Copy down every line where the string "selection" shows up.

================

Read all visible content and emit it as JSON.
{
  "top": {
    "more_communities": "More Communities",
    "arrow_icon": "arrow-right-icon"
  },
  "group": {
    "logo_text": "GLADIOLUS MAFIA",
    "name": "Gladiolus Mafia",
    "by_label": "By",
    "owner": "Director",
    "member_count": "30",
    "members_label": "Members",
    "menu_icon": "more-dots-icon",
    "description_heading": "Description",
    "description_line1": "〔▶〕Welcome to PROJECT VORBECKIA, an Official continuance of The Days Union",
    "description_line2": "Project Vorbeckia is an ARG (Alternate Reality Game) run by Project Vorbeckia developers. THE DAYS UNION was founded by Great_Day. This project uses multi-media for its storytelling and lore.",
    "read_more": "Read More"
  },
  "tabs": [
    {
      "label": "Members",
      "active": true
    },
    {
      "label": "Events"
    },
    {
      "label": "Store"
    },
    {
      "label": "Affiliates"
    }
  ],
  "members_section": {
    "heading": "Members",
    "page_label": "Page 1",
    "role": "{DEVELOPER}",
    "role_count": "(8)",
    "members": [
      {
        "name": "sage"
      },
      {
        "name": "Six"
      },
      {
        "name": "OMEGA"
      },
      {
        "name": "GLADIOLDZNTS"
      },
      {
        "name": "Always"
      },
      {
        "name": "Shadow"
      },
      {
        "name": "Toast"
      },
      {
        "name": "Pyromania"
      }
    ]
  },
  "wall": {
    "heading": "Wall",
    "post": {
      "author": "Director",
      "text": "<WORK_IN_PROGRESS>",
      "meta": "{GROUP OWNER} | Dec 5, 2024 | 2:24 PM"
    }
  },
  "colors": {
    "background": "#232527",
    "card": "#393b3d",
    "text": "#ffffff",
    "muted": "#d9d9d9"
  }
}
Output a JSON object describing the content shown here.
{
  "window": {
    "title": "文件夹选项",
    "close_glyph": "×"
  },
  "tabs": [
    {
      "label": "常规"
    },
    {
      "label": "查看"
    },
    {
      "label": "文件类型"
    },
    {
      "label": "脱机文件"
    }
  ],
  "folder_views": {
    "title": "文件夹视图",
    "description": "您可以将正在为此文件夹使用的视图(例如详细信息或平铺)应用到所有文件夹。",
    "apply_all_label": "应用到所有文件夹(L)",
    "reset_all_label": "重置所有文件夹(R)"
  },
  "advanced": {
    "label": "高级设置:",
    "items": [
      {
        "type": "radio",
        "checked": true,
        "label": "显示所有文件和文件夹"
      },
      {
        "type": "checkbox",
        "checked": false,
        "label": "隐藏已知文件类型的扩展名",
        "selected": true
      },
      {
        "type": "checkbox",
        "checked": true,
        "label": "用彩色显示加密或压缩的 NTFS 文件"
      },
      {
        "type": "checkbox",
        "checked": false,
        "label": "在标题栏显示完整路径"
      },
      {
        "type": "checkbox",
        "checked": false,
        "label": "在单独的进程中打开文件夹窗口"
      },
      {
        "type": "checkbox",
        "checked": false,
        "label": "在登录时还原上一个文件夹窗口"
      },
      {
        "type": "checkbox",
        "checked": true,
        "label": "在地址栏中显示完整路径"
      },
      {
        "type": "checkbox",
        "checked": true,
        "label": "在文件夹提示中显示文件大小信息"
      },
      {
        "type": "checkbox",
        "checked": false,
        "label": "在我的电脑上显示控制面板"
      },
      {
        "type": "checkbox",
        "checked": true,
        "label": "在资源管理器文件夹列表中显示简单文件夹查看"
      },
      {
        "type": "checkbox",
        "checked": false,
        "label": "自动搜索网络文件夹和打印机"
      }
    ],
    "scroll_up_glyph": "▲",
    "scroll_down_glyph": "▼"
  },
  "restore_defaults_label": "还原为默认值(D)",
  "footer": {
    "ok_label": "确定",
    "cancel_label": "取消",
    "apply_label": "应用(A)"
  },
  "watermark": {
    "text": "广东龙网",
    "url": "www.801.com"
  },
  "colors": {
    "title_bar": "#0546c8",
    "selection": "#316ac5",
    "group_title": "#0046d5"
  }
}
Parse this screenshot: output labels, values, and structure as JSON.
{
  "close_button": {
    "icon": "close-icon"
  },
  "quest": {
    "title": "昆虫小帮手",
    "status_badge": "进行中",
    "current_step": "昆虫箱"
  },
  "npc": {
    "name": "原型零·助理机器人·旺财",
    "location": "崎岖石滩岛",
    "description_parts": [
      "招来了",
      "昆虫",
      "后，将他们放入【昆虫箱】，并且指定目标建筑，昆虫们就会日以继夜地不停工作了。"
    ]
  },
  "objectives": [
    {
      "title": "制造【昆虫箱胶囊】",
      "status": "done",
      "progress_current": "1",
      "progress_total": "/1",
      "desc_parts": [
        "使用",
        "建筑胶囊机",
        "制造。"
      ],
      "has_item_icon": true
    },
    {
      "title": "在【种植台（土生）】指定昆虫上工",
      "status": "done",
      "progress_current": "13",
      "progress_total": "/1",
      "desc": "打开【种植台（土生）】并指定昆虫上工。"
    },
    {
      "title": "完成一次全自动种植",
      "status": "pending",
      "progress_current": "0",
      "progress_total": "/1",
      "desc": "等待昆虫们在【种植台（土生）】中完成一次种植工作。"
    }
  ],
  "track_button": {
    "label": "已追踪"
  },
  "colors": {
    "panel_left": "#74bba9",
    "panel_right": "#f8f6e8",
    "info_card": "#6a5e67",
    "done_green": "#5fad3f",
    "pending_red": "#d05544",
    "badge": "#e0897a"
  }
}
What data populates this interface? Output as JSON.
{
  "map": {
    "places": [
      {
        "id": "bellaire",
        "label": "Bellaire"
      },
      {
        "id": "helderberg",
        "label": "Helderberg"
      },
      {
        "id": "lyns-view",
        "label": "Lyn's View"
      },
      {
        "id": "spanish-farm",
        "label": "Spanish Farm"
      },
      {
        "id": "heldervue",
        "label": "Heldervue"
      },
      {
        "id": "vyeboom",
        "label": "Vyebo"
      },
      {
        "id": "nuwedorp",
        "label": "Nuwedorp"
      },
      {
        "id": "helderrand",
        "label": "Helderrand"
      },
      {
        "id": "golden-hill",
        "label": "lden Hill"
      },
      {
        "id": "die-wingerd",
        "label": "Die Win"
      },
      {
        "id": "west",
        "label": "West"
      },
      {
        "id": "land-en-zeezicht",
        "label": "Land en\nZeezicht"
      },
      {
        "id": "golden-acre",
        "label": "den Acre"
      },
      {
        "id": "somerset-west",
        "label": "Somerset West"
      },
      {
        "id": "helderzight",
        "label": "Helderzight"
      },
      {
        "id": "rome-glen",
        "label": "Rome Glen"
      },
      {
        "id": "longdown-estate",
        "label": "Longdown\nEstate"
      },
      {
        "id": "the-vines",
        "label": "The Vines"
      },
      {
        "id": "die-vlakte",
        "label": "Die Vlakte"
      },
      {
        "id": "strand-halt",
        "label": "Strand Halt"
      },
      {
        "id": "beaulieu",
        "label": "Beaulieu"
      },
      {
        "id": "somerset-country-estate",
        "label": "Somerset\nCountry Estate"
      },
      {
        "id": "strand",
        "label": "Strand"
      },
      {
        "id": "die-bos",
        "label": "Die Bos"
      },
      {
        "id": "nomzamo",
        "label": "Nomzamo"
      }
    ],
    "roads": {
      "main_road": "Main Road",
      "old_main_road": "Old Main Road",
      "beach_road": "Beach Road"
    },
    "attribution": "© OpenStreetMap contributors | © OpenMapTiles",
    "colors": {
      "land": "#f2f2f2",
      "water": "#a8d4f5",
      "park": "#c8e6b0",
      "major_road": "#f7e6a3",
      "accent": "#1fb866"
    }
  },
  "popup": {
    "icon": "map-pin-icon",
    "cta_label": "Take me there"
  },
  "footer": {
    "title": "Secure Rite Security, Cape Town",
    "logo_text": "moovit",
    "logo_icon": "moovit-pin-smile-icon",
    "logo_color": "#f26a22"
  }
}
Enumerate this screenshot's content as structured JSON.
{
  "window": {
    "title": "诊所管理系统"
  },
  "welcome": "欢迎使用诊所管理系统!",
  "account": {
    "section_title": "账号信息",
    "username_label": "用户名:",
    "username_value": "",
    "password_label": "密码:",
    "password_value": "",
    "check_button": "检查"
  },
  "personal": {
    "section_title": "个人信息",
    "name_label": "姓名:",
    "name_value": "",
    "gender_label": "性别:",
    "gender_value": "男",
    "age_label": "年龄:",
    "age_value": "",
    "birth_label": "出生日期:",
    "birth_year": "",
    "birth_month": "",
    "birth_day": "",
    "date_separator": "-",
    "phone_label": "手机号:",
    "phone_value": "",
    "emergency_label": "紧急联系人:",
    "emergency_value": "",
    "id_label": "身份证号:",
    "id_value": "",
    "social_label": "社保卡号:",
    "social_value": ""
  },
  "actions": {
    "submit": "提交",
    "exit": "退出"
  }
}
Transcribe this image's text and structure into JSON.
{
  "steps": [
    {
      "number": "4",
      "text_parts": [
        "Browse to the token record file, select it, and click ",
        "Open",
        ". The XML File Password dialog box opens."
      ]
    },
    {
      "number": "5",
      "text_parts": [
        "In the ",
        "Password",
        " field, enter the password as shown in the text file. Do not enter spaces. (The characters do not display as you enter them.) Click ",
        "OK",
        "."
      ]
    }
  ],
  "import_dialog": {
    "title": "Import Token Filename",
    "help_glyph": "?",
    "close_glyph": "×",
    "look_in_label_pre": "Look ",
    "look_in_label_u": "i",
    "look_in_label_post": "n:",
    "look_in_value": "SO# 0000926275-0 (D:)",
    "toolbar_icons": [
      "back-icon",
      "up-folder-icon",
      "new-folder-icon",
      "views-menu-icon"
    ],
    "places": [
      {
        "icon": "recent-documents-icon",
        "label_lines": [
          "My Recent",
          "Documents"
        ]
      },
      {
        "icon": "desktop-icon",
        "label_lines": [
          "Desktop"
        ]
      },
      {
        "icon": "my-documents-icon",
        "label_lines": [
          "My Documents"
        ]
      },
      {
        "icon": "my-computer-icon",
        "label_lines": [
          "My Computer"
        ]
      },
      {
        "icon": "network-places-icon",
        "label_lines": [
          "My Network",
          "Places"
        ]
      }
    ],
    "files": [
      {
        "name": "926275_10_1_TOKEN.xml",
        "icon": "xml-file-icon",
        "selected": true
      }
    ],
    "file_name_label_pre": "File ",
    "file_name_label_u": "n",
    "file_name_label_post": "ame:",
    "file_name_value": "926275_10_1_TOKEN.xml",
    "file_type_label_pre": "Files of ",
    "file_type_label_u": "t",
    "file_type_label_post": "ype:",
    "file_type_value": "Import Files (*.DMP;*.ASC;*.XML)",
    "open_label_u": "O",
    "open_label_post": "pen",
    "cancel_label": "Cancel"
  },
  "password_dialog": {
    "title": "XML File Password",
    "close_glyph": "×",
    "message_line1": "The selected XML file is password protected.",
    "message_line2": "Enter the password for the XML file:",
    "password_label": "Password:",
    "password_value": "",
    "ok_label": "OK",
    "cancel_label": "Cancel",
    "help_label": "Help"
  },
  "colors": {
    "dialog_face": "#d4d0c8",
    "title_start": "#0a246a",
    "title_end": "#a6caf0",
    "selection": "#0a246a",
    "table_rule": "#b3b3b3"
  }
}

================

**Written reply:**
    "selection": "#316ac5",
    "selection": "#0a246a",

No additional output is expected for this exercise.